PROBLEM:
Write every line of the material out exactly as shown.

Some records
--- begin ---

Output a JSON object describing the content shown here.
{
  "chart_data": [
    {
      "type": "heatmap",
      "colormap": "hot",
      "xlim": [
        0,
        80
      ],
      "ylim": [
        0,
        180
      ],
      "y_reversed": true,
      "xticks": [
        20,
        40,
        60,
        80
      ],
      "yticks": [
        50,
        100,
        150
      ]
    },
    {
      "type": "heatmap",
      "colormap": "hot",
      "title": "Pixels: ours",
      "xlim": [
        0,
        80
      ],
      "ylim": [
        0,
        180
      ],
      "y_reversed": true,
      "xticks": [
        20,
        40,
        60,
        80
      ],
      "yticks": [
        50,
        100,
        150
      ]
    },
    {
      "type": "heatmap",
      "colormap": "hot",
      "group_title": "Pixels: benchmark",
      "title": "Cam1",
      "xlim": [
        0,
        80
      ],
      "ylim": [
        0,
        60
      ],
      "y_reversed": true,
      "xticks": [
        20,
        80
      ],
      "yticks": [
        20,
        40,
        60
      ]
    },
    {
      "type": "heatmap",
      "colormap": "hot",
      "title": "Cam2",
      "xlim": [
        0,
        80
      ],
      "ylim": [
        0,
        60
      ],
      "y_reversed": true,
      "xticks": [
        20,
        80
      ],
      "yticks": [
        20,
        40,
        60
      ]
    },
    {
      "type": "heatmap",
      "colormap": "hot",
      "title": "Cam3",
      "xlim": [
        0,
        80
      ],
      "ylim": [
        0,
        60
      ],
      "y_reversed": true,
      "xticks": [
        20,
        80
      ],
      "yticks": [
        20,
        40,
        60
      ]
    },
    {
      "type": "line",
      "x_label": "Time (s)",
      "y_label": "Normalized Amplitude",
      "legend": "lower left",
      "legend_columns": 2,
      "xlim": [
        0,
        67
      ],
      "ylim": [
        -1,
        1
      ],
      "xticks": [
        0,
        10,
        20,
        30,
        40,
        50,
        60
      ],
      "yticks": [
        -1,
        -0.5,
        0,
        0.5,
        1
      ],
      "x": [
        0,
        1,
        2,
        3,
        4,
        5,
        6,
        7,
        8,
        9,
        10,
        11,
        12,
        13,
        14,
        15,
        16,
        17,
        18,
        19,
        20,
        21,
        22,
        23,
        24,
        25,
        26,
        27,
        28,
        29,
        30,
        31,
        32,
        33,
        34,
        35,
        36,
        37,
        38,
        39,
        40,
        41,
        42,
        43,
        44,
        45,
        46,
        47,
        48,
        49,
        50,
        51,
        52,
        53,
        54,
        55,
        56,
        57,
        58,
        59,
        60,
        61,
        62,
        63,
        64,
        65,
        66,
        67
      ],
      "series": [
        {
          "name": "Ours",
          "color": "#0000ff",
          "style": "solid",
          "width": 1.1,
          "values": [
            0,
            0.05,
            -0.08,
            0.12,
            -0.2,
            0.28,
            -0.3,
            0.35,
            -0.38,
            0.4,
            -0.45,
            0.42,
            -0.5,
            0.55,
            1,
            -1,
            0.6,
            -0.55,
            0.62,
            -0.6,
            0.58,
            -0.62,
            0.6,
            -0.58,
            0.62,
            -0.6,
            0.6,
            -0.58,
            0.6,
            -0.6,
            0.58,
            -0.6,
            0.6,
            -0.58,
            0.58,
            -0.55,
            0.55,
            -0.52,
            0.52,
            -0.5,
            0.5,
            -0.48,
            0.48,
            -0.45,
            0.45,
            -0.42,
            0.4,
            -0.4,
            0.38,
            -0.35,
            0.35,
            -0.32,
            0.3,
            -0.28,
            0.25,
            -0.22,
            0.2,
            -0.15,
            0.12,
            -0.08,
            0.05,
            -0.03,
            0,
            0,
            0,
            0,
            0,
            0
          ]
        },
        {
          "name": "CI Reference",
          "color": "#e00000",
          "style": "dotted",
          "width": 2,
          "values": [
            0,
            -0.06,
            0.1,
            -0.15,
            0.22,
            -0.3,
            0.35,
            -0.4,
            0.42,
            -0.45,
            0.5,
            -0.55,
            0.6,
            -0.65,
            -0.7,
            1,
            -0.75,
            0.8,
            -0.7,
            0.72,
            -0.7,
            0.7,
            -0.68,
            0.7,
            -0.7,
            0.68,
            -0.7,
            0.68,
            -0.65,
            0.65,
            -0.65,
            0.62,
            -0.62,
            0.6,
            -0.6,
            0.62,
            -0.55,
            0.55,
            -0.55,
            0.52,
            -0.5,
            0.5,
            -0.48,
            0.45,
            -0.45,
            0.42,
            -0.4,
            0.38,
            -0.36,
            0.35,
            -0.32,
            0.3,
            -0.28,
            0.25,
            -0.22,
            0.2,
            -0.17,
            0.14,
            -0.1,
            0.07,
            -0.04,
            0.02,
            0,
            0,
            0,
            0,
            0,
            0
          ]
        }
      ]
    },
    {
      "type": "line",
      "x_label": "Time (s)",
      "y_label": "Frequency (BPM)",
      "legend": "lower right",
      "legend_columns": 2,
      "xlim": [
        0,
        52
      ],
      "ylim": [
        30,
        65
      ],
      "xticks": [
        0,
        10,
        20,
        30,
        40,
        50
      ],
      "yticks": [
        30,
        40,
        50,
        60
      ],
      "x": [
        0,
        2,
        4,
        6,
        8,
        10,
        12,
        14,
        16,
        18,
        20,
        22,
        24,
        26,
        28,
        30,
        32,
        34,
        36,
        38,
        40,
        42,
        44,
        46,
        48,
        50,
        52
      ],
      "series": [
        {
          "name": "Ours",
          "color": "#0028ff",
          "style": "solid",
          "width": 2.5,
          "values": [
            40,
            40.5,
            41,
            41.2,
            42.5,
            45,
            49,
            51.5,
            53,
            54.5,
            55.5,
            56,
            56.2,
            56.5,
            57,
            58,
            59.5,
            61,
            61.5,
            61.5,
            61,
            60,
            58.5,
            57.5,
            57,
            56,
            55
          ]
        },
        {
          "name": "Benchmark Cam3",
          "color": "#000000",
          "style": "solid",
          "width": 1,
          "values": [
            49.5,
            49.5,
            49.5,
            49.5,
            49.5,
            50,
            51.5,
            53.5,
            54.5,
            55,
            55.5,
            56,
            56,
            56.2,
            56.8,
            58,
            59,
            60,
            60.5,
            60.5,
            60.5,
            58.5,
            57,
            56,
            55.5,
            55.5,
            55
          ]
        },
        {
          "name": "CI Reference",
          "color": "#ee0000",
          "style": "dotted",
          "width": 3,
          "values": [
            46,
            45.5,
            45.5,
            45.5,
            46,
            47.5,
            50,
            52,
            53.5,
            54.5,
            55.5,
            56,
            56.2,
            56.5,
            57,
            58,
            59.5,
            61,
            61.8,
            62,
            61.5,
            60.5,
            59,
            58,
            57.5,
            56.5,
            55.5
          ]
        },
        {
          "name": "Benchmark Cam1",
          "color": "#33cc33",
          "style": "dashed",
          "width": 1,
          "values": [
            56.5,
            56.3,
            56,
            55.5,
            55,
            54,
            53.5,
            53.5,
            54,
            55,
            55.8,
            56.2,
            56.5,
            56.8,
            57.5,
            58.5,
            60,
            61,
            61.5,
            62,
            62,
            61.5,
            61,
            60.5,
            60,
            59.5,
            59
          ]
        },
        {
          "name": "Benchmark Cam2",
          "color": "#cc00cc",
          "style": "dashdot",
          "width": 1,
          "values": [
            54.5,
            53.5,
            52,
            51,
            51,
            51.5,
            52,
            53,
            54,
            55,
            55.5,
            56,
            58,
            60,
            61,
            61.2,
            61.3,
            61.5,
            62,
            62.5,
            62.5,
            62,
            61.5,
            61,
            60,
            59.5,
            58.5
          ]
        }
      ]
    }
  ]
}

--- end ---

RESULT OF THE TASK:
Output a JSON object describing the content shown here.
{
  "chart_data": [
    {
      "type": "heatmap",
      "colormap": "hot",
      "xlim": [
        0,
        80
      ],
      "ylim": [
        0,
        180
      ],
      "y_reversed": true,
      "xticks": [
        20,
        40,
        60,
        80
      ],
      "yticks": [
        50,
        100,
        150
      ]
    },
    {
      "type": "heatmap",
      "colormap": "hot",
      "title": "Pixels: ours",
      "xlim": [
        0,
        80
      ],
      "ylim": [
        0,
        180
      ],
      "y_reversed": true,
      "xticks": [
        20,
        40,
        60,
        80
      ],
      "yticks": [
        50,
        100,
        150
      ]
    },
    {
      "type": "heatmap",
      "colormap": "hot",
      "group_title": "Pixels: benchmark",
      "title": "Cam1",
      "xlim": [
        0,
        80
      ],
      "ylim": [
        0,
        60
      ],
      "y_reversed": true,
      "xticks": [
        20,
        80
      ],
      "yticks": [
        20,
        40,
        60
      ]
    },
    {
      "type": "heatmap",
      "colormap": "hot",
      "title": "Cam2",
      "xlim": [
        0,
        80
      ],
      "ylim": [
        0,
        60
      ],
      "y_reversed": true,
      "xticks": [
        20,
        80
      ],
      "yticks": [
        20,
        40,
        60
      ]
    },
    {
      "type": "heatmap",
      "colormap": "hot",
      "title": "Cam3",
      "xlim": [
        0,
        80
      ],
      "ylim": [
        0,
        60
      ],
      "y_reversed": true,
      "xticks": [
        20,
        80
      ],
      "yticks": [
        20,
        40,
        60
      ]
    },
    {
      "type": "line",
      "x_label": "Time (s)",
      "y_label": "Normalized Amplitude",
      "legend": "lower left",
      "legend_columns": 2,
      "xlim": [
        0,
        67
      ],
      "ylim": [
        -1,
        1
      ],
      "xticks": [
        0,
        10,
        20,
        30,
        40,
        50,
        60
      ],
      "yticks": [
        -1,
        -0.5,
        0,
        0.5,
        1
      ],
      "x": [
        0,
        1,
        2,
        3,
        4,
        5,
        6,
        7,
        8,
        9,
        10,
        11,
        12,
        13,
        14,
        15,
        16,
        17,
        18,
        19,
        20,
        21,
        22,
        23,
        24,
        25,
        26,
        27,
        28,
        29,
        30,
        31,
        32,
        33,
        34,
        35,
        36,
        37,
        38,
        39,
        40,
        41,
        42,
        43,
        44,
        45,
        46,
        47,
        48,
        49,
        50,
        51,
        52,
        53,
        54,
        55,
        56,
        57,
        58,
        59,
        60,
        61,
        62,
        63,
        64,
        65,
        66,
        67
      ],
      "series": [
        {
          "name": "Ours",
          "color": "#0000ff",
          "style": "solid",
          "width": 1.1,
          "values": [
            0,
            0.05,
            -0.08,
            0.12,
            -0.2,
            0.28,
            -0.3,
            0.35,
            -0.38,
            0.4,
            -0.45,
            0.42,
            -0.5,
            0.55,
            1,
            -1,
            0.6,
            -0.55,
            0.62,
            -0.6,
            0.58,
            -0.62,
            0.6,
            -0.58,
            0.62,
            -0.6,
            0.6,
            -0.58,
            0.6,
            -0.6,
            0.58,
            -0.6,
            0.6,
            -0.58,
            0.58,
            -0.55,
            0.55,
            -0.52,
            0.52,
            -0.5,
            0.5,
            -0.48,
            0.48,
            -0.45,
            0.45,
            -0.42,
            0.4,
            -0.4,
            0.38,
            -0.35,
            0.35,
            -0.32,
            0.3,
            -0.28,
            0.25,
            -0.22,
            0.2,
            -0.15,
            0.12,
            -0.08,
            0.05,
            -0.03,
            0,
            0,
            0,
            0,
            0,
            0
          ]
        },
        {
          "name": "CI Reference",
          "color": "#e00000",
          "style": "dotted",
          "width": 2,
          "values": [
            0,
            -0.06,
            0.1,
            -0.15,
            0.22,
            -0.3,
            0.35,
            -0.4,
            0.42,
            -0.45,
            0.5,
            -0.55,
            0.6,
            -0.65,
            -0.7,
            1,
            -0.75,
            0.8,
            -0.7,
            0.72,
            -0.7,
            0.7,
            -0.68,
            0.7,
            -0.7,
            0.68,
            -0.7,
            0.68,
            -0.65,
            0.65,
            -0.65,
            0.62,
            -0.62,
            0.6,
            -0.6,
            0.62,
            -0.55,
            0.55,
            -0.55,
            0.52,
            -0.5,
            0.5,
            -0.48,
            0.45,
            -0.45,
            0.42,
            -0.4,
            0.38,
            -0.36,
            0.35,
            -0.32,
            0.3,
            -0.28,
            0.25,
            -0.22,
            0.2,
            -0.17,
            0.14,
            -0.1,
            0.07,
            -0.04,
            0.02,
            0,
            0,
            0,
            0,
            0,
            0
          ]
        }
      ]
    },
    {
      "type": "line",
      "x_label": "Time (s)",
      "y_label": "Frequency (BPM)",
      "legend": "lower right",
      "legend_columns": 2,
      "xlim": [
        0,
        52
      ],
      "ylim": [
        30,
        65
      ],
      "xticks": [
        0,
        10,
        20,
        30,
        40,
        50
      ],
      "yticks": [
        30,
        40,
        50,
        60
      ],
      "x": [
        0,
        2,
        4,
        6,
        8,
        10,
        12,
        14,
        16,
        18,
        20,
        22,
        24,
        26,
        28,
        30,
        32,
        34,
        36,
        38,
        40,
        42,
        44,
        46,
        48,
        50,
        52
      ],
      "series": [
        {
          "name": "Ours",
          "color": "#0028ff",
          "style": "solid",
          "width": 2.5,
          "values": [
            40,
            40.5,
            41,
            41.2,
            42.5,
            45,
            49,
            51.5,
            53,
            54.5,
            55.5,
            56,
            56.2,
            56.5,
            57,
            58,
            59.5,
            61,
            61.5,
            61.5,
            61,
            60,
            58.5,
            57.5,
            57,
            56,
            55
          ]
        },
        {
          "name": "Benchmark Cam3",
          "color": "#000000",
          "style": "solid",
          "width": 1,
          "values": [
            49.5,
            49.5,
            49.5,
            49.5,
            49.5,
            50,
            51.5,
            53.5,
            54.5,
            55,
            55.5,
            56,
            56,
            56.2,
            56.8,
            58,
            59,
            60,
            60.5,
            60.5,
            60.5,
            58.5,
            57,
            56,
            55.5,
            55.5,
            55
          ]
        },
        {
          "name": "CI Reference",
          "color": "#ee0000",
          "style": "dotted",
          "width": 3,
          "values": [
            46,
            45.5,
            45.5,
            45.5,
            46,
            47.5,
            50,
            52,
            53.5,
            54.5,
            55.5,
            56,
            56.2,
            56.5,
            57,
            58,
            59.5,
            61,
            61.8,
            62,
            61.5,
            60.5,
            59,
            58,
            57.5,
            56.5,
            55.5
          ]
        },
        {
          "name": "Benchmark Cam1",
          "color": "#33cc33",
          "style": "dashed",
          "width": 1,
          "values": [
            56.5,
            56.3,
            56,
            55.5,
            55,
            54,
            53.5,
            53.5,
            54,
            55,
            55.8,
            56.2,
            56.5,
            56.8,
            57.5,
            58.5,
            60,
            61,
            61.5,
            62,
            62,
            61.5,
            61,
            60.5,
            60,
            59.5,
            59
          ]
        },
        {
          "name": "Benchmark Cam2",
          "color": "#cc00cc",
          "style": "dashdot",
          "width": 1,
          "values": [
            54.5,
            53.5,
            52,
            51,
            51,
            51.5,
            52,
            53,
            54,
            55,
            55.5,
            56,
            58,
            60,
            61,
            61.2,
            61.3,
            61.5,
            62,
            62.5,
            62.5,
            62,
            61.5,
            61,
            60,
            59.5,
            58.5
          ]
        }
      ]
    }
  ]
}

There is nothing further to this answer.